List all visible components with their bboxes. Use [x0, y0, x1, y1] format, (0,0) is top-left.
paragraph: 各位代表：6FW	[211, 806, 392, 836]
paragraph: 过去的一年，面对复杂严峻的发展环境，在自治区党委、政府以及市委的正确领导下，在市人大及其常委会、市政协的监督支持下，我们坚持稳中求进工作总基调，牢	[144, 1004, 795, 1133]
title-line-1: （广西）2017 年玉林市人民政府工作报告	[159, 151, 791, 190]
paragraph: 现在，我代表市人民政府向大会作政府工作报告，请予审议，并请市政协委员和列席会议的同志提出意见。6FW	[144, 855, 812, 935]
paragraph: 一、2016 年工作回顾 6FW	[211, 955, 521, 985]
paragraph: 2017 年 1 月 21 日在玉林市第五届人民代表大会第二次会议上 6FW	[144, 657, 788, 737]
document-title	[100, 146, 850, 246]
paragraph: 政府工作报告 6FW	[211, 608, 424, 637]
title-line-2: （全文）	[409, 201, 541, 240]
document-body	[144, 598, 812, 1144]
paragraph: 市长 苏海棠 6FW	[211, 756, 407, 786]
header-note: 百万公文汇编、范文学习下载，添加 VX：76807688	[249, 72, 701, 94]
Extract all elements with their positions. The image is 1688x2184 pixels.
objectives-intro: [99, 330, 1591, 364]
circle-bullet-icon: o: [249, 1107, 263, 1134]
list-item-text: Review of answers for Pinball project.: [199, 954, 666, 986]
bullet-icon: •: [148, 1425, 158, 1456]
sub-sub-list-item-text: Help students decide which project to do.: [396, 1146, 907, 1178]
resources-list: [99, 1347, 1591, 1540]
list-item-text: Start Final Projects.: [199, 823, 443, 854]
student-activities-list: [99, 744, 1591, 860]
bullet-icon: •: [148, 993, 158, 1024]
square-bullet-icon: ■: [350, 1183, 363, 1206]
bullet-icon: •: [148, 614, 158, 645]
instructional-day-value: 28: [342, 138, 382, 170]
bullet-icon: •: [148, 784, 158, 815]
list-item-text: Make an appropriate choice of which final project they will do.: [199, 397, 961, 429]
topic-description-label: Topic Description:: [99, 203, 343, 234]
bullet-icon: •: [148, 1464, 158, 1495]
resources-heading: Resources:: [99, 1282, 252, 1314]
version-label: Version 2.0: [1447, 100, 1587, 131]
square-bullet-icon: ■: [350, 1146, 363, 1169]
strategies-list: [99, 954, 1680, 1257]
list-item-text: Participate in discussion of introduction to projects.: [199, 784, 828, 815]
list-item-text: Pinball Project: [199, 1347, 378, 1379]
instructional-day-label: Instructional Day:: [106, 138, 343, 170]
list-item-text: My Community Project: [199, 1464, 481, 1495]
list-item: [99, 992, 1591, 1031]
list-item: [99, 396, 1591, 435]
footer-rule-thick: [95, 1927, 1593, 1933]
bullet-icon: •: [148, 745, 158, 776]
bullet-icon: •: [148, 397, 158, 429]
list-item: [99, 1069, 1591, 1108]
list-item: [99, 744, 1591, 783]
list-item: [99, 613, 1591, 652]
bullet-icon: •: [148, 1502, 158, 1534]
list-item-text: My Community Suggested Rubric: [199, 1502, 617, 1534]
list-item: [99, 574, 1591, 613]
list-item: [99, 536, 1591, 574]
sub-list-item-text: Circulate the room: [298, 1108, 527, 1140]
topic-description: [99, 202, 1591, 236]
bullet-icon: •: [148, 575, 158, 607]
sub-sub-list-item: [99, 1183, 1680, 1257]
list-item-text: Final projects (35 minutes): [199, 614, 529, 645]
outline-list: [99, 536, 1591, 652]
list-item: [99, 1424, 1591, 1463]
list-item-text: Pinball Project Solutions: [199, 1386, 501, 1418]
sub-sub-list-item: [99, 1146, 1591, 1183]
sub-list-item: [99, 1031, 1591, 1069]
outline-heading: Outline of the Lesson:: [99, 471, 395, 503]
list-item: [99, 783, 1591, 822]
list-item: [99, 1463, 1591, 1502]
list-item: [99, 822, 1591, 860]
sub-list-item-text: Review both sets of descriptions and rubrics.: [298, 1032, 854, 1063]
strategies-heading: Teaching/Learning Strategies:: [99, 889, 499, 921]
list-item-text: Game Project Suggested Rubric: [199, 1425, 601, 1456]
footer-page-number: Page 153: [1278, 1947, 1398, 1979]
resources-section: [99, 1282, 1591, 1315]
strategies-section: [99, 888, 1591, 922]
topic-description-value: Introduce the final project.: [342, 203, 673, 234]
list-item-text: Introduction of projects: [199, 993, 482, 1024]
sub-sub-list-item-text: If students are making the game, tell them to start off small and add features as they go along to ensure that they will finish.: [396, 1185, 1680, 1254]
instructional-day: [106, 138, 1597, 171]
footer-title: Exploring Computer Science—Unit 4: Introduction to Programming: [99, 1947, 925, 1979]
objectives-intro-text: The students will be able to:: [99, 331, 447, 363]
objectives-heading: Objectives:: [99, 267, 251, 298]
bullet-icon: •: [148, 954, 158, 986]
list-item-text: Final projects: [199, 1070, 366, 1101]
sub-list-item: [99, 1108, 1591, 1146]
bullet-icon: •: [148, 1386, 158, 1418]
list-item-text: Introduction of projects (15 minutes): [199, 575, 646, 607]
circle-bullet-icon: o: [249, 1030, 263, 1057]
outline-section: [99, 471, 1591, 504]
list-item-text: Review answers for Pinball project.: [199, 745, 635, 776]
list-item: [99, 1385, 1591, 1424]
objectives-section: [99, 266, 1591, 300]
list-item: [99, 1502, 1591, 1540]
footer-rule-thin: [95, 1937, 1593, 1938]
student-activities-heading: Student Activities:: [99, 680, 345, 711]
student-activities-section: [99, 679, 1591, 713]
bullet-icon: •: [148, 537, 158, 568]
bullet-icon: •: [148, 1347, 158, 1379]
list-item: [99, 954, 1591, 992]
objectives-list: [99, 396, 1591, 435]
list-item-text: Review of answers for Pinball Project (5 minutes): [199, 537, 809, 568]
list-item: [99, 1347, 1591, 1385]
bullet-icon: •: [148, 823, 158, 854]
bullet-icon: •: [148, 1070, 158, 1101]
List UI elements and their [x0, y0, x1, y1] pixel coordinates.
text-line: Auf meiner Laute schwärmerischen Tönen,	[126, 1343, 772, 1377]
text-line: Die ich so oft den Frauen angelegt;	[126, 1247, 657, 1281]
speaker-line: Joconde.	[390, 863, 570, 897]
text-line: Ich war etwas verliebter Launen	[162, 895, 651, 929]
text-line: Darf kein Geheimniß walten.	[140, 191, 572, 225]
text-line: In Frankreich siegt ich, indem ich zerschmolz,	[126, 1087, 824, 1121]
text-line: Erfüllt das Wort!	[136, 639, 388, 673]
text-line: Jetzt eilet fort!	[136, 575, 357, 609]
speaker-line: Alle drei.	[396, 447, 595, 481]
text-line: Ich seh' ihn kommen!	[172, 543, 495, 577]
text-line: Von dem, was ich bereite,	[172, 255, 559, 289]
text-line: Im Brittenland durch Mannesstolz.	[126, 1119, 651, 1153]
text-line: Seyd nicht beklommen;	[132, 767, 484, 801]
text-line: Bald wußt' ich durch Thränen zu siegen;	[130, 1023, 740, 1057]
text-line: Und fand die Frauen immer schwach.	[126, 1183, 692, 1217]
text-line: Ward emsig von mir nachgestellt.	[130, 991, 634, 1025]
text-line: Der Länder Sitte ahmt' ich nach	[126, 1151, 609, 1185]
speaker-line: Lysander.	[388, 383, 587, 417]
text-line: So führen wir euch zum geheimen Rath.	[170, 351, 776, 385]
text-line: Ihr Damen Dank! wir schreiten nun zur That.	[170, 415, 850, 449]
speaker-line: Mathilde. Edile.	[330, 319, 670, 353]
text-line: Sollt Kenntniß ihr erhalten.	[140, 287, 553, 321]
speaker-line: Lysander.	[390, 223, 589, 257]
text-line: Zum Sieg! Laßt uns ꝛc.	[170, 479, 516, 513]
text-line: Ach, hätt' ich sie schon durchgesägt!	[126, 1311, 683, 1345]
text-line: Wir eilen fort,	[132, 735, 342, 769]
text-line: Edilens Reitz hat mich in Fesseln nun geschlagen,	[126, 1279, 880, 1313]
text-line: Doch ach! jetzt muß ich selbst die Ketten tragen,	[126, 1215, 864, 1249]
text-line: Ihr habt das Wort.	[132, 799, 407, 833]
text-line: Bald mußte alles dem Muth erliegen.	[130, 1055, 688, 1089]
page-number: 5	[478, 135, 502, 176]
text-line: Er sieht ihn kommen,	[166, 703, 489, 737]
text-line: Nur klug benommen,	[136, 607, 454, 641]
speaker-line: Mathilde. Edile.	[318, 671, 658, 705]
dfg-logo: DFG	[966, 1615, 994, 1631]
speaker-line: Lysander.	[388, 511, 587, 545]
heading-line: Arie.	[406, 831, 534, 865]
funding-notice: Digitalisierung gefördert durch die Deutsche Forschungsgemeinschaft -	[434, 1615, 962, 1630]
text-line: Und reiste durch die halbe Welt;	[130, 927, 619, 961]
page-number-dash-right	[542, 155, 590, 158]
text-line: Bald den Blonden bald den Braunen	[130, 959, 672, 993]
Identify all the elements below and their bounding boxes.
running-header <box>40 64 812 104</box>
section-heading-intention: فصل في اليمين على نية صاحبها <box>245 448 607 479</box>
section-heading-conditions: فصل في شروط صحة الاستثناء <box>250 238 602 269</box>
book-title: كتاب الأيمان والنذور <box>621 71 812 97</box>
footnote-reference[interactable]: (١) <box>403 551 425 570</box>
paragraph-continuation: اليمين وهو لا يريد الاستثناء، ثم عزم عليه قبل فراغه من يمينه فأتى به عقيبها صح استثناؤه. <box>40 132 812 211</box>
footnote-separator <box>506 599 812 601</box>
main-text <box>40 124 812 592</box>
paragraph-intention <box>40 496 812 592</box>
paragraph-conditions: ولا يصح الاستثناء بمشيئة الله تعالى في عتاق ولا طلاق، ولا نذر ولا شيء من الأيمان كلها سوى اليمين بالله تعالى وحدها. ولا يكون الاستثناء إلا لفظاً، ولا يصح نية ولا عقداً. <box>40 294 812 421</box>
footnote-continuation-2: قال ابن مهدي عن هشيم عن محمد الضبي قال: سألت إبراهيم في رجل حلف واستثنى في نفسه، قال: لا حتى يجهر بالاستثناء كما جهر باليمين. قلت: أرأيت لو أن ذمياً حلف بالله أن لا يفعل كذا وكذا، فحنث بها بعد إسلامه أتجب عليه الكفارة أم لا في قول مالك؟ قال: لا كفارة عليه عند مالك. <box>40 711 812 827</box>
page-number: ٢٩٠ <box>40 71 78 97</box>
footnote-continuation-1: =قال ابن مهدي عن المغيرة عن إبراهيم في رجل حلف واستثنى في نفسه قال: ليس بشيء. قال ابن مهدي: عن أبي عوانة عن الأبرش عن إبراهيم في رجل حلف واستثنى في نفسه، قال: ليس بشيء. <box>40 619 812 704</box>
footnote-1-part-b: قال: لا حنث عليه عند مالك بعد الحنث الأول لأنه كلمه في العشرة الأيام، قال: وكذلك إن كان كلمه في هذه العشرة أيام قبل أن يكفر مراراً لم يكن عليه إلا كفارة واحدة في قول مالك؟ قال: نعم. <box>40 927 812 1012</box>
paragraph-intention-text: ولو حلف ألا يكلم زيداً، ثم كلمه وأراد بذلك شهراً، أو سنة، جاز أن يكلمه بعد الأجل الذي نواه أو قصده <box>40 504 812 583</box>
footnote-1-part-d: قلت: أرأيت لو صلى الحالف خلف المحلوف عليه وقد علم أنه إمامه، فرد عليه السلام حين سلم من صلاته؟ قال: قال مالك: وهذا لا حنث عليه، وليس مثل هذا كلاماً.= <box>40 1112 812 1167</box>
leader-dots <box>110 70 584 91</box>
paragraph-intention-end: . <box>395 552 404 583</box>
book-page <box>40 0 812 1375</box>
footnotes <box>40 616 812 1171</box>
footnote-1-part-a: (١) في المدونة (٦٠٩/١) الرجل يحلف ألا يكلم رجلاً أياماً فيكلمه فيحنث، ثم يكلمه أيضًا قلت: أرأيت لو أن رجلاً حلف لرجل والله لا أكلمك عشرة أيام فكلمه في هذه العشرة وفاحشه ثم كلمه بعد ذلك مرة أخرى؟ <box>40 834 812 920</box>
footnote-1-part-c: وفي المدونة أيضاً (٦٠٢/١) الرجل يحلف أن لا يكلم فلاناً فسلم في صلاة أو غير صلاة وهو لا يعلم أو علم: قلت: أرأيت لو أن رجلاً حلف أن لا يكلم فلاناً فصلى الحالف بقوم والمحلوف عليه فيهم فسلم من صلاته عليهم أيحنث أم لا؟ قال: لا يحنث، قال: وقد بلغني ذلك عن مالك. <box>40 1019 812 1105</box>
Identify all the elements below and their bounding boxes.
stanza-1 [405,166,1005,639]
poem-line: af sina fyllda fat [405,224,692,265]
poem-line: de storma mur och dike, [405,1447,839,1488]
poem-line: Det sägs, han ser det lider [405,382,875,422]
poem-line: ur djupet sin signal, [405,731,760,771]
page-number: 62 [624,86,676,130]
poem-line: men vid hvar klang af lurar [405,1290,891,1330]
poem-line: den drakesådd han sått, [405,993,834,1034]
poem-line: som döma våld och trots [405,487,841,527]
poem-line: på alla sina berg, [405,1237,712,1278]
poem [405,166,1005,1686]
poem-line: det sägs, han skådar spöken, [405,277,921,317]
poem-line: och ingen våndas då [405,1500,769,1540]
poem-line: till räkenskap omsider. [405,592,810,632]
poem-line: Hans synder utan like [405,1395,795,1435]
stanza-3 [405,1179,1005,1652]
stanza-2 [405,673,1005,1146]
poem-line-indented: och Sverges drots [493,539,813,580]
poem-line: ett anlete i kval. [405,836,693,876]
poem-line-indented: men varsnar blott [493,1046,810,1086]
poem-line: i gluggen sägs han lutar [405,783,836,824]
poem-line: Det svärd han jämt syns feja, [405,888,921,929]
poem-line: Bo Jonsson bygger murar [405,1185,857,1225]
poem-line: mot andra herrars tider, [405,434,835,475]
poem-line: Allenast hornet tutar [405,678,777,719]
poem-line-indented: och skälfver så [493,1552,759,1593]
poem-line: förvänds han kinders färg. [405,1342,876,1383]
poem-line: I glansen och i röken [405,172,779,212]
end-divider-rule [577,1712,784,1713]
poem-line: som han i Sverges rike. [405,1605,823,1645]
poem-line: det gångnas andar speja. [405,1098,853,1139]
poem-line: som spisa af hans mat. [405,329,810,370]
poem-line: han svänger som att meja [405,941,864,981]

----

Could you recast the items from the start up to and including the line with "paragraph: 2017 年" as a Markdown table with a Row column for the row number and a Line column for the line, leaving out blank lines?

→ Exercise output:
| Row | Line |
|---|---|
| 1 | List all visible components with their bboxes. Use [x0, y0, x1, y1] format, (0,0) is top-left. |
| 2 | paragraph: 各位代表：6FW	[211, 806, 392, 836] |
| 3 | paragraph: 过去的一年，面对复杂严峻的发展环境，在自治区党委、政府以及市委的正确领导下，在市人大及其常委会、市政协的监督支持下，我们坚持稳中求进工作总基调，牢	[144, 1004, 795, 1133] |
| 4 | title-line-1: （广西）2017 年玉林市人民政府工作报告	[159, 151, 791, 190] |
| 5 | paragraph: 现在，我代表市人民政府向大会作政府工作报告，请予审议，并请市政协委员和列席会议的同志提出意见。6FW	[144, 855, 812, 935] |
| 6 | paragraph: 一、2016 年工作回顾 6FW	[211, 955, 521, 985] |
| 7 | paragraph: 2017 年 1 月 21 日在玉林市第五届人民代表大会第二次会议上 6FW	[144, 657, 788, 737] |